[Excerpt from a dataset]
◆ ◆ ◆ ◆ ◆ ◆ ◆

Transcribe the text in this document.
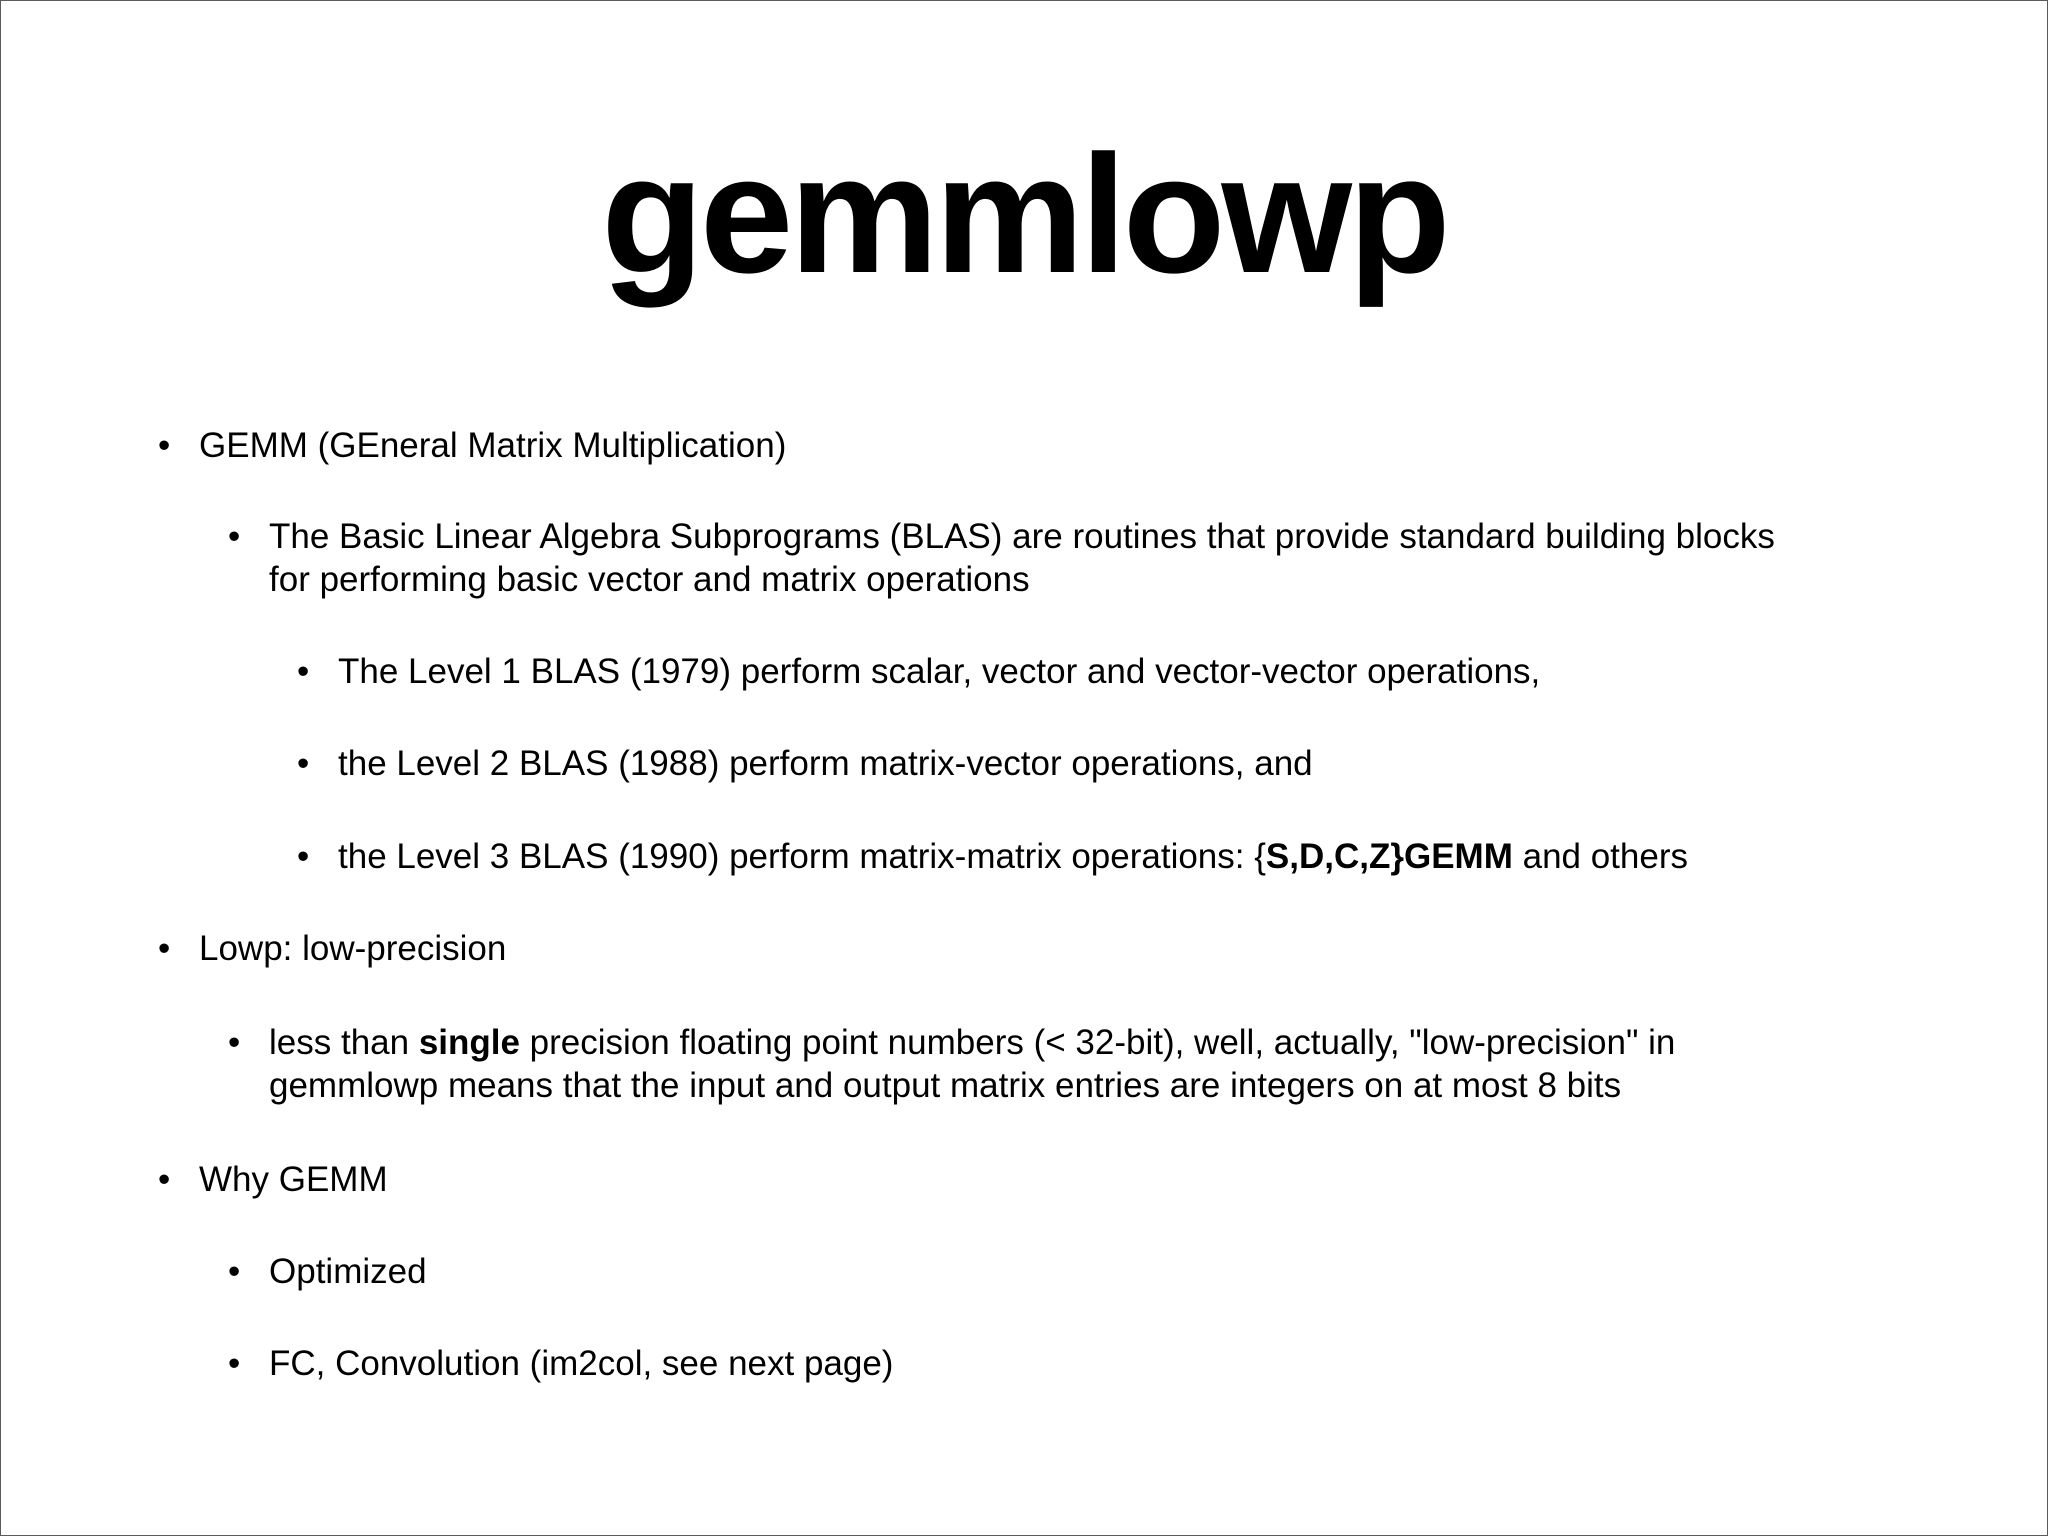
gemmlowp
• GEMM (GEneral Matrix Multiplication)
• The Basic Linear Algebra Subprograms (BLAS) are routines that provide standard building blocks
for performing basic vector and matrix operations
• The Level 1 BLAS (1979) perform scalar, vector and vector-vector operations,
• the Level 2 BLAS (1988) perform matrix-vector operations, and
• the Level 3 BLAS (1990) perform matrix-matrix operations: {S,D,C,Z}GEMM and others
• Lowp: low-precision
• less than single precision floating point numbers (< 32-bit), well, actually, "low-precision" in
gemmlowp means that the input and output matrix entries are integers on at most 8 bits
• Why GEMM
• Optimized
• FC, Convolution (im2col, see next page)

◆ ◆ ◆ ◆ ◆ ◆ ◆

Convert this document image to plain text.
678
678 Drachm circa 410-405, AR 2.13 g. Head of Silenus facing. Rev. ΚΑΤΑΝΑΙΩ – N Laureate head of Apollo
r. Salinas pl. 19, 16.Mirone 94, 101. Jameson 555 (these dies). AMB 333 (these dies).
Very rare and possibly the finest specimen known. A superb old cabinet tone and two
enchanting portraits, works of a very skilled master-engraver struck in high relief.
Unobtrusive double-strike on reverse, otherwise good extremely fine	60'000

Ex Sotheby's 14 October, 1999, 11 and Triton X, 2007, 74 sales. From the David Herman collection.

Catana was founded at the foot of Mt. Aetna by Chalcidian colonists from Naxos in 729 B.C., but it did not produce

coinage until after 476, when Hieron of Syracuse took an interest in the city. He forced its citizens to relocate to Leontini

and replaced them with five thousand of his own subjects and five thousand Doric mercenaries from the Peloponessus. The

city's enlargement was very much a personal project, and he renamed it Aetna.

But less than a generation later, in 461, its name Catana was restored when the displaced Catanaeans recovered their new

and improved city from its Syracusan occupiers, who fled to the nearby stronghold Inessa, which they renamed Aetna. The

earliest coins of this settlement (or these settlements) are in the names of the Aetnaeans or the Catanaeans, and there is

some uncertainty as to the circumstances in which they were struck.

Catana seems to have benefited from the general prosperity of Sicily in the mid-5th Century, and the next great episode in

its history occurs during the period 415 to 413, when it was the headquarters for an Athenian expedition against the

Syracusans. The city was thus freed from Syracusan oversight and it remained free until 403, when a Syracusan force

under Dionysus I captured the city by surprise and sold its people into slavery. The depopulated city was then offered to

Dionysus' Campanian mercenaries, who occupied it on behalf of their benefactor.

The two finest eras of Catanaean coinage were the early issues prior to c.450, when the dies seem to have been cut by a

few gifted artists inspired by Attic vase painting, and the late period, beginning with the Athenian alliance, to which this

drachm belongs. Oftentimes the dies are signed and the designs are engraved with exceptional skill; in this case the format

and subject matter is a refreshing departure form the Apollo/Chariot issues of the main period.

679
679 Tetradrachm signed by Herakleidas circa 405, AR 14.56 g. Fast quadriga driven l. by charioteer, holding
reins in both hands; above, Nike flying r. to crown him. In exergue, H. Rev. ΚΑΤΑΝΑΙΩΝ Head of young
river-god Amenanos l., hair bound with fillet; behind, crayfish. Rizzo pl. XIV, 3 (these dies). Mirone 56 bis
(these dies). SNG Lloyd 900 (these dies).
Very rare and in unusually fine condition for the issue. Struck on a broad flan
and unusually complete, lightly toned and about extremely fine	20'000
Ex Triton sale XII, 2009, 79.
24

◆ ◆ ◆ ◆ ◆ ◆ ◆

◆ EXERCISE DIRECTIONS: In the listing, find all lines with the string "document" and copy them.

◆ ANSWER TO THE EXERCISE:
Transcribe the text in this document.
Convert this document image to plain text.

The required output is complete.